Copy each line holding the string "cuánto".

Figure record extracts
══════════

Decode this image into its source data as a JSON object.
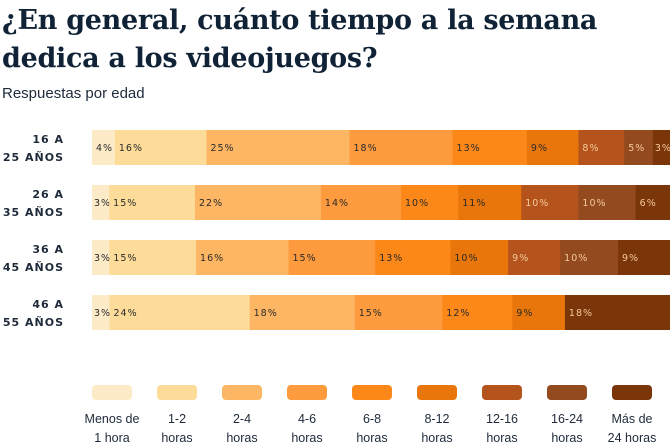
{
  "title": "¿En general, cuánto tiempo a la semana dedica a los videojuegos?",
  "subtitle": "Respuestas por edad",
  "chart_data": {
    "type": "bar",
    "orientation": "horizontal",
    "stacked": true,
    "normalized": true,
    "title": "¿En general, cuánto tiempo a la semana dedica a los videojuegos?",
    "subtitle": "Respuestas por edad",
    "categories": [
      [
        "16 A",
        "25 AÑOS"
      ],
      [
        "26 A",
        "35 AÑOS"
      ],
      [
        "36 A",
        "45 AÑOS"
      ],
      [
        "46 A",
        "55 AÑOS"
      ]
    ],
    "legend_position": "bottom",
    "series": [
      {
        "name": [
          "Menos de",
          "1 hora"
        ],
        "color": "#fdebc8",
        "values": [
          4,
          3,
          3,
          3
        ]
      },
      {
        "name": [
          "1-2",
          "horas"
        ],
        "color": "#fddc9a",
        "values": [
          16,
          15,
          15,
          24
        ]
      },
      {
        "name": [
          "2-4",
          "horas"
        ],
        "color": "#fdb663",
        "values": [
          25,
          22,
          16,
          18
        ]
      },
      {
        "name": [
          "4-6",
          "horas"
        ],
        "color": "#fd9b3e",
        "values": [
          18,
          14,
          15,
          15
        ]
      },
      {
        "name": [
          "6-8",
          "horas"
        ],
        "color": "#fb8818",
        "values": [
          13,
          10,
          13,
          12
        ]
      },
      {
        "name": [
          "8-12",
          "horas"
        ],
        "color": "#e8760a",
        "values": [
          9,
          11,
          10,
          9
        ]
      },
      {
        "name": [
          "12-16",
          "horas"
        ],
        "color": "#b5531c",
        "values": [
          8,
          10,
          9,
          0
        ]
      },
      {
        "name": [
          "16-24",
          "horas"
        ],
        "color": "#934a1f",
        "values": [
          5,
          10,
          10,
          0
        ]
      },
      {
        "name": [
          "Más de",
          "24 horas"
        ],
        "color": "#7a3508",
        "values": [
          3,
          6,
          9,
          18
        ]
      }
    ]
  }
}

══════════

### Task response
  "title": "¿En general, cuánto tiempo a la semana dedica a los videojuegos?",
    "title": "¿En general, cuánto tiempo a la semana dedica a los videojuegos?",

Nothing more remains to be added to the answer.